Source records
■ ■ ■
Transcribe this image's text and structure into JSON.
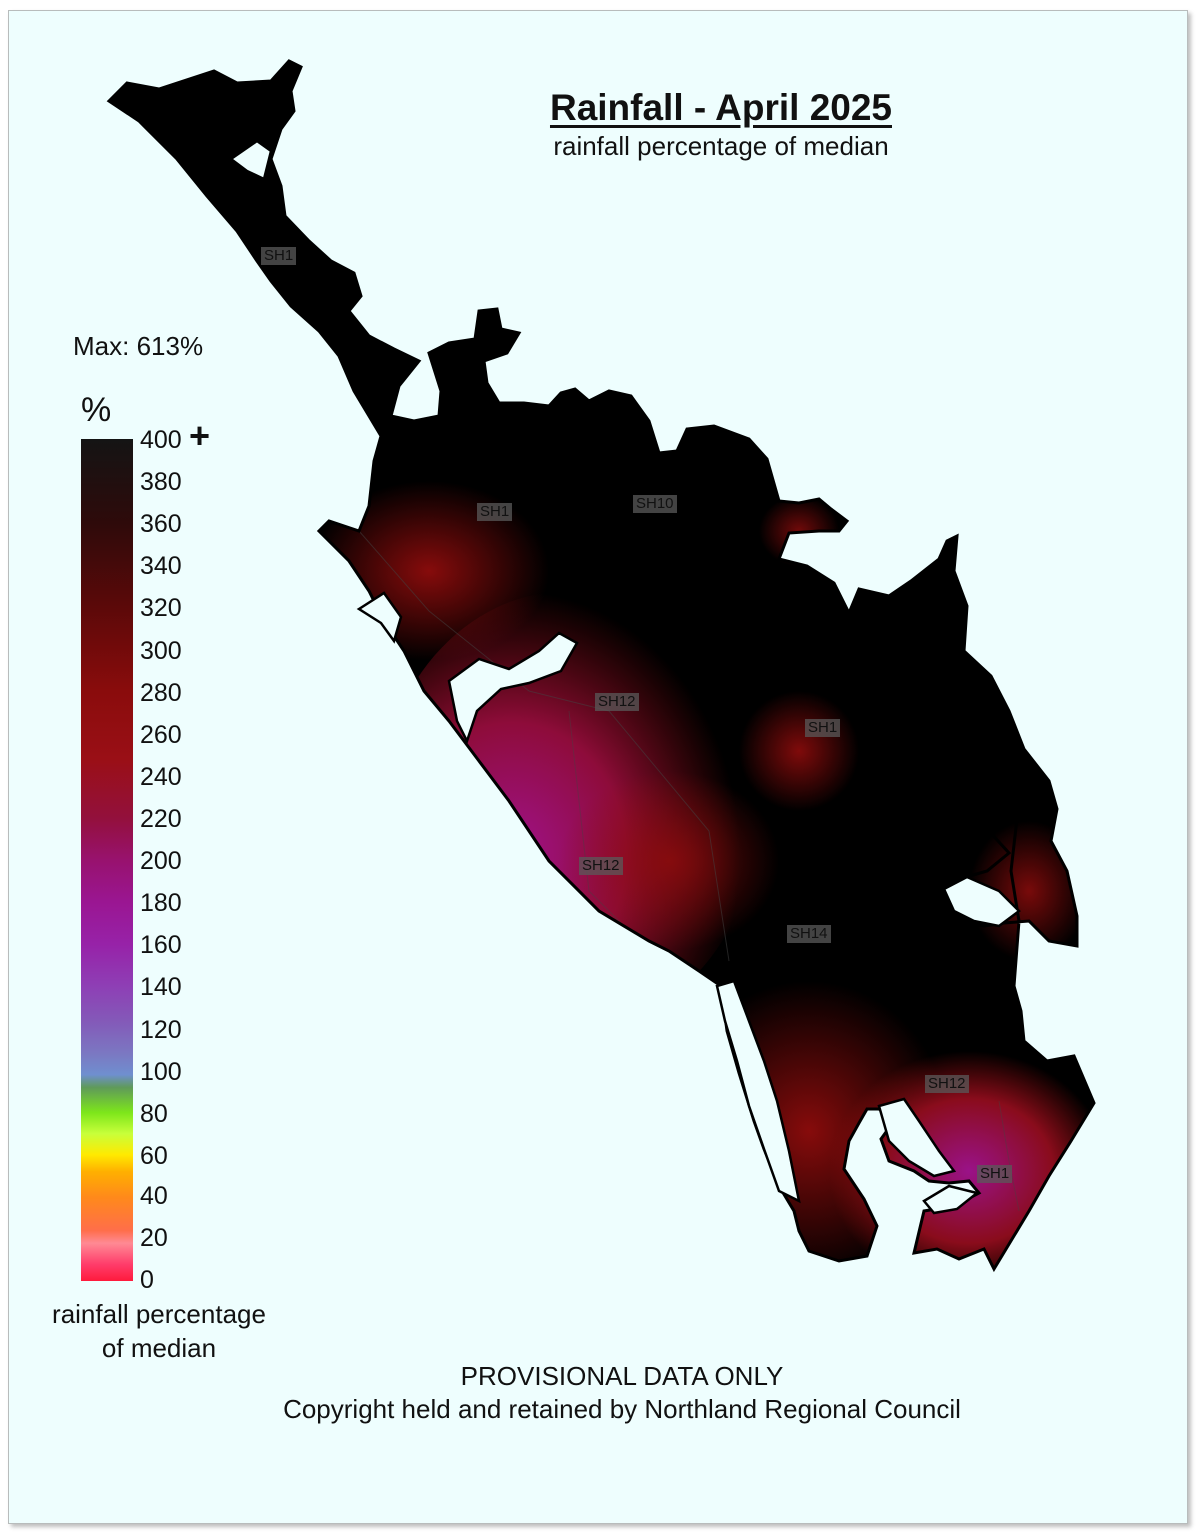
{
  "title": "Rainfall - April 2025",
  "subtitle": "rainfall percentage of median",
  "max_label": "Max:  613%",
  "legend": {
    "unit": "%",
    "ticks": [
      "400",
      "380",
      "360",
      "340",
      "320",
      "300",
      "280",
      "260",
      "240",
      "220",
      "200",
      "180",
      "160",
      "140",
      "120",
      "100",
      "80",
      "60",
      "40",
      "20",
      "0"
    ],
    "plus": "+",
    "caption_line1": "rainfall percentage",
    "caption_line2": "of median"
  },
  "road_labels": [
    "SH1",
    "SH1",
    "SH10",
    "SH12",
    "SH1",
    "SH12",
    "SH14",
    "SH12",
    "SH1"
  ],
  "footer": {
    "line1": "PROVISIONAL DATA ONLY",
    "line2": "Copyright held and retained by Northland Regional Council"
  },
  "colors": {
    "background": "#eefefe",
    "high": "#000000",
    "mid_high": "#8a0c0c",
    "mid": "#9a1692",
    "low": "#ff1a3c"
  }
}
■ ■ ■
Given instruction
All records above are to be printed exactly, minus the pictures they contain.

The reply
Transcribe this image's text and structure into JSON.
{
  "title": "Rainfall - April 2025",
  "subtitle": "rainfall percentage of median",
  "max_label": "Max:  613%",
  "legend": {
    "unit": "%",
    "ticks": [
      "400",
      "380",
      "360",
      "340",
      "320",
      "300",
      "280",
      "260",
      "240",
      "220",
      "200",
      "180",
      "160",
      "140",
      "120",
      "100",
      "80",
      "60",
      "40",
      "20",
      "0"
    ],
    "plus": "+",
    "caption_line1": "rainfall percentage",
    "caption_line2": "of median"
  },
  "road_labels": [
    "SH1",
    "SH1",
    "SH10",
    "SH12",
    "SH1",
    "SH12",
    "SH14",
    "SH12",
    "SH1"
  ],
  "footer": {
    "line1": "PROVISIONAL DATA ONLY",
    "line2": "Copyright held and retained by Northland Regional Council"
  },
  "colors": {
    "background": "#eefefe",
    "high": "#000000",
    "mid_high": "#8a0c0c",
    "mid": "#9a1692",
    "low": "#ff1a3c"
  }
}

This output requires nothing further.